- **WHAT YOU HAVE TO DO**
According to the Performance Monitor text below, what kind of file do you create to set up your own default counters?

··· SELECTED EXTRACT

SQL Server includes many predefined counters, most of which you aren’t likely to use except in special cases. It can be difficult to know which counters are the basic ones to watch. If you have chosen the SQL Server Performance Monitor, several counters have been set up as default counters, such as Cache Hit Ratio and User Connections. You can create your own defaults by creating a .pmc file.

The counters are hooks into the operating system and other programs, like SQL Server, that have been built into the software to let Performance Monitor get data. Data collection is performed efficiently so that the additional load on the system is minimized. Windows NT needs most of the information gathered for managing memory, processes, and threads, and Performance Monitor is a good program to display the results. 

On the tool bar, the button next to the four view buttons at the top of the window is a big plus sign, which you use to add counters to monitor. Click the + button, and the window will appear. The first field, Computer, has a search button at the end of the field. You can click on this field to bring up a list of all computers in your domain and choose a computer from the list, or you can type the name of a server you want to monitor. To monitor other servers, you need Windows NT administrative privileges on them.

In the next field, Object, you choose an object to monitor. The default is Processor, and the default counter shown in the field below is % Processor Time. The box on the right is the Instance. Any particular resource may have more than one instance ; that is, more than one of that particular resource — in this case, processors — may exist. This computer has only one processor (CPU) because the instance in the box is 0. Instance 3 refers to the fourth CPU. 

From the fields along the bottom, you can pick the color, scale, line width, and line style of the information that will be displayed about the counter you are adding. These options let you choose a different look for each counter you add to the window. The only display choice that may need explanation is scale. The scale field is a multiplier that helps you fit the values on the screen in the range you have set on the y-axis, which by default is 0 –100.

······
··· DATA SECTION

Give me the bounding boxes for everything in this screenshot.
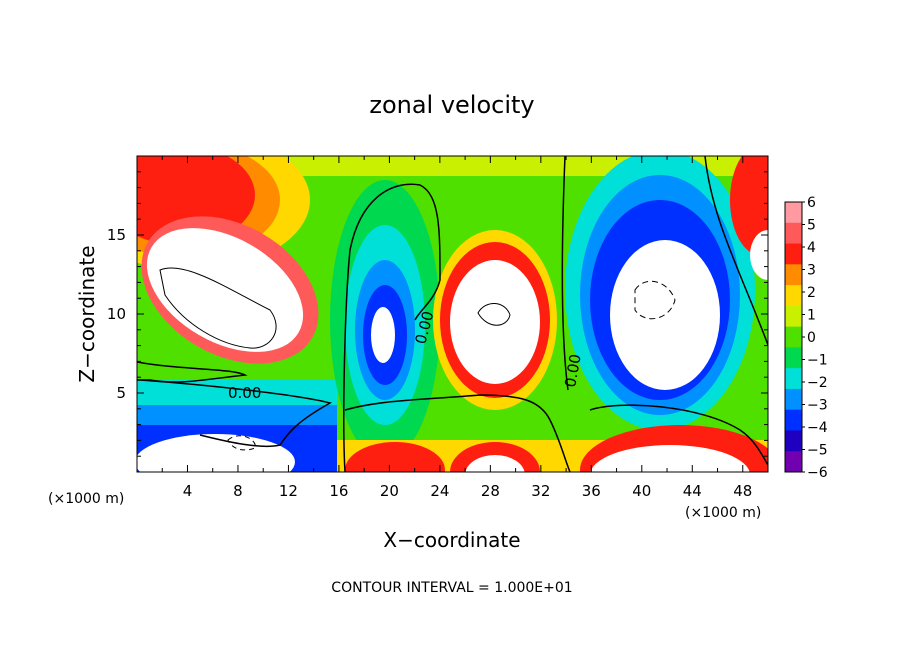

······

- **EXPECTED ANSWER**
A .pmc file.